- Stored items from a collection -
+--
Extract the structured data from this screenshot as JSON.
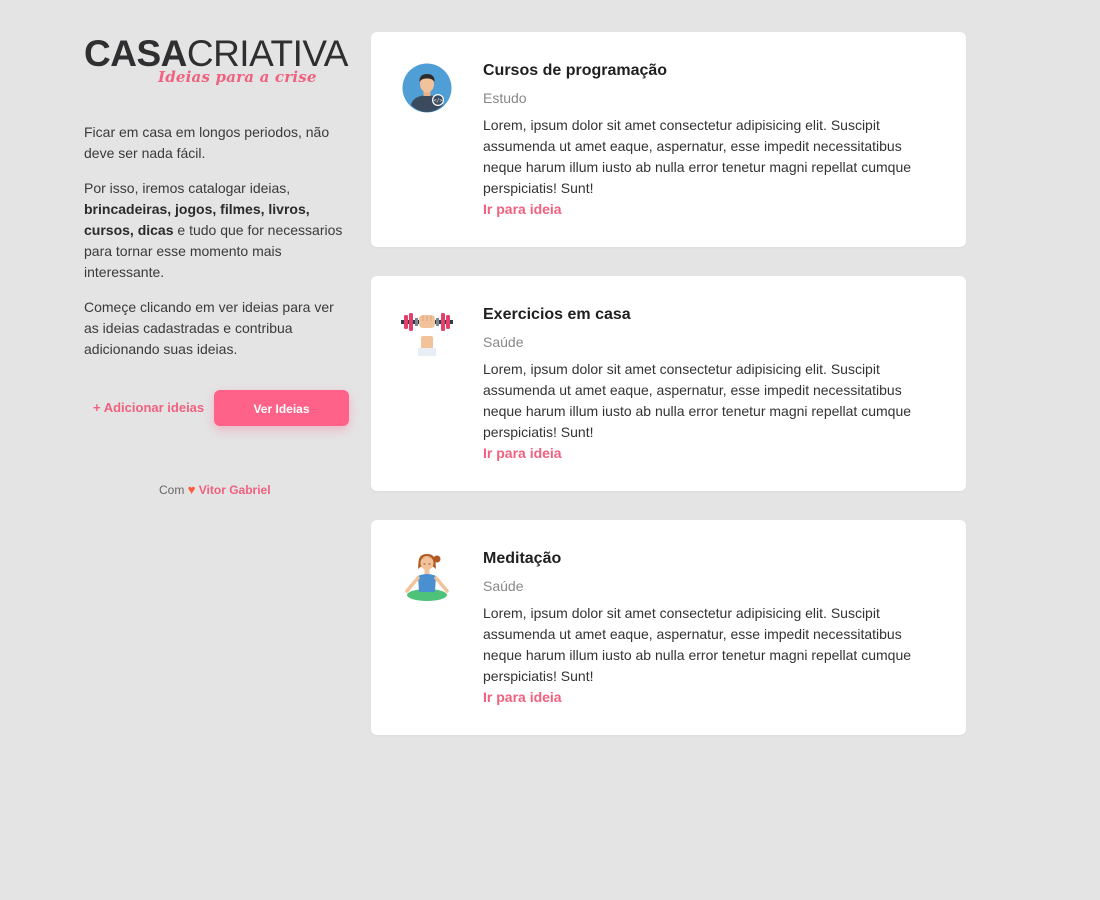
{
  "logo": {
    "main_bold": "CASA",
    "main_light": "CRIATIVA",
    "tagline": "Ideias para a crise"
  },
  "intro": {
    "p1": "Ficar em casa em longos periodos, não deve ser nada fácil.",
    "p2_start": "Por isso, iremos catalogar ideias, ",
    "p2_bold": "brincadeiras, jogos, filmes, livros, cursos, dicas",
    "p2_end": " e tudo que for necessarios para tornar esse momento mais interessante.",
    "p3": "Começe clicando em ver ideias para ver as ideias cadastradas e contribua adicionando suas ideias."
  },
  "actions": {
    "add_label": "+ Adicionar ideias",
    "view_label": "Ver Ideias"
  },
  "credit": {
    "prefix": "Com",
    "heart": "♥",
    "author": "Vitor Gabriel"
  },
  "cards": [
    {
      "icon": "programmer-icon",
      "title": "Cursos de programação",
      "category": "Estudo",
      "description": "Lorem, ipsum dolor sit amet consectetur adipisicing elit. Suscipit assumenda ut amet eaque, aspernatur, esse impedit necessitatibus neque harum illum iusto ab nulla error tenetur magni repellat cumque perspiciatis! Sunt!",
      "link": "Ir para ideia"
    },
    {
      "icon": "dumbbell-icon",
      "title": "Exercicios em casa",
      "category": "Saúde",
      "description": "Lorem, ipsum dolor sit amet consectetur adipisicing elit. Suscipit assumenda ut amet eaque, aspernatur, esse impedit necessitatibus neque harum illum iusto ab nulla error tenetur magni repellat cumque perspiciatis! Sunt!",
      "link": "Ir para ideia"
    },
    {
      "icon": "meditation-icon",
      "title": "Meditação",
      "category": "Saúde",
      "description": "Lorem, ipsum dolor sit amet consectetur adipisicing elit. Suscipit assumenda ut amet eaque, aspernatur, esse impedit necessitatibus neque harum illum iusto ab nulla error tenetur magni repellat cumque perspiciatis! Sunt!",
      "link": "Ir para ideia"
    }
  ],
  "colors": {
    "accent": "#f0617f",
    "button": "#ff6289",
    "background": "#e4e4e4",
    "card": "#ffffff"
  }
}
+--
- Written instruction -
Restate the listing above word for word, and skip the pictures.

- Task answer -
Extract the structured data from this screenshot as JSON.
{
  "logo": {
    "main_bold": "CASA",
    "main_light": "CRIATIVA",
    "tagline": "Ideias para a crise"
  },
  "intro": {
    "p1": "Ficar em casa em longos periodos, não deve ser nada fácil.",
    "p2_start": "Por isso, iremos catalogar ideias, ",
    "p2_bold": "brincadeiras, jogos, filmes, livros, cursos, dicas",
    "p2_end": " e tudo que for necessarios para tornar esse momento mais interessante.",
    "p3": "Começe clicando em ver ideias para ver as ideias cadastradas e contribua adicionando suas ideias."
  },
  "actions": {
    "add_label": "+ Adicionar ideias",
    "view_label": "Ver Ideias"
  },
  "credit": {
    "prefix": "Com",
    "heart": "♥",
    "author": "Vitor Gabriel"
  },
  "cards": [
    {
      "icon": "programmer-icon",
      "title": "Cursos de programação",
      "category": "Estudo",
      "description": "Lorem, ipsum dolor sit amet consectetur adipisicing elit. Suscipit assumenda ut amet eaque, aspernatur, esse impedit necessitatibus neque harum illum iusto ab nulla error tenetur magni repellat cumque perspiciatis! Sunt!",
      "link": "Ir para ideia"
    },
    {
      "icon": "dumbbell-icon",
      "title": "Exercicios em casa",
      "category": "Saúde",
      "description": "Lorem, ipsum dolor sit amet consectetur adipisicing elit. Suscipit assumenda ut amet eaque, aspernatur, esse impedit necessitatibus neque harum illum iusto ab nulla error tenetur magni repellat cumque perspiciatis! Sunt!",
      "link": "Ir para ideia"
    },
    {
      "icon": "meditation-icon",
      "title": "Meditação",
      "category": "Saúde",
      "description": "Lorem, ipsum dolor sit amet consectetur adipisicing elit. Suscipit assumenda ut amet eaque, aspernatur, esse impedit necessitatibus neque harum illum iusto ab nulla error tenetur magni repellat cumque perspiciatis! Sunt!",
      "link": "Ir para ideia"
    }
  ],
  "colors": {
    "accent": "#f0617f",
    "button": "#ff6289",
    "background": "#e4e4e4",
    "card": "#ffffff"
  }
}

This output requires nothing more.